Excerpt from a dataset
* * *

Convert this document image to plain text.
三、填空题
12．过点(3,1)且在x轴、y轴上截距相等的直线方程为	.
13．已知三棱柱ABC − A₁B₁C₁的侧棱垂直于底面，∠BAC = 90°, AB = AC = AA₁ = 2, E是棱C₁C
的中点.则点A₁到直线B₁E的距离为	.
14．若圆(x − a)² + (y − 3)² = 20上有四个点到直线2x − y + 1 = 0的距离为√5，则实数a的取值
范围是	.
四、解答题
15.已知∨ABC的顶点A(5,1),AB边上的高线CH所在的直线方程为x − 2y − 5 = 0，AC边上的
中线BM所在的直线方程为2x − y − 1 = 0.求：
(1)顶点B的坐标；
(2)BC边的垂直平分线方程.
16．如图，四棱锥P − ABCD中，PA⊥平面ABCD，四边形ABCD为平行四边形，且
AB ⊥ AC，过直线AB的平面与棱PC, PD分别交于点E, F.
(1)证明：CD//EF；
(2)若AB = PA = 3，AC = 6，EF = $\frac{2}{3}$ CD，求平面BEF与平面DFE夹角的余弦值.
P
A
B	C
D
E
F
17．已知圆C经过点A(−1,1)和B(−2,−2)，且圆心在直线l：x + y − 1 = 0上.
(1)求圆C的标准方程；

* * *

= Given exercise =
Give all the records again. Match them exactly.

= Solution to the problem =
Convert this document image to plain text.
三、填空题
12．过点(3,1)且在x轴、y轴上截距相等的直线方程为	.
13．已知三棱柱ABC − A₁B₁C₁的侧棱垂直于底面，∠BAC = 90°, AB = AC = AA₁ = 2, E是棱C₁C
的中点.则点A₁到直线B₁E的距离为	.
14．若圆(x − a)² + (y − 3)² = 20上有四个点到直线2x − y + 1 = 0的距离为√5，则实数a的取值
范围是	.
四、解答题
15.已知∨ABC的顶点A(5,1),AB边上的高线CH所在的直线方程为x − 2y − 5 = 0，AC边上的
中线BM所在的直线方程为2x − y − 1 = 0.求：
(1)顶点B的坐标；
(2)BC边的垂直平分线方程.
16．如图，四棱锥P − ABCD中，PA⊥平面ABCD，四边形ABCD为平行四边形，且
AB ⊥ AC，过直线AB的平面与棱PC, PD分别交于点E, F.
(1)证明：CD//EF；
(2)若AB = PA = 3，AC = 6，EF = $\frac{2}{3}$ CD，求平面BEF与平面DFE夹角的余弦值.
P
A
B	C
D
E
F
17．已知圆C经过点A(−1,1)和B(−2,−2)，且圆心在直线l：x + y − 1 = 0上.
(1)求圆C的标准方程；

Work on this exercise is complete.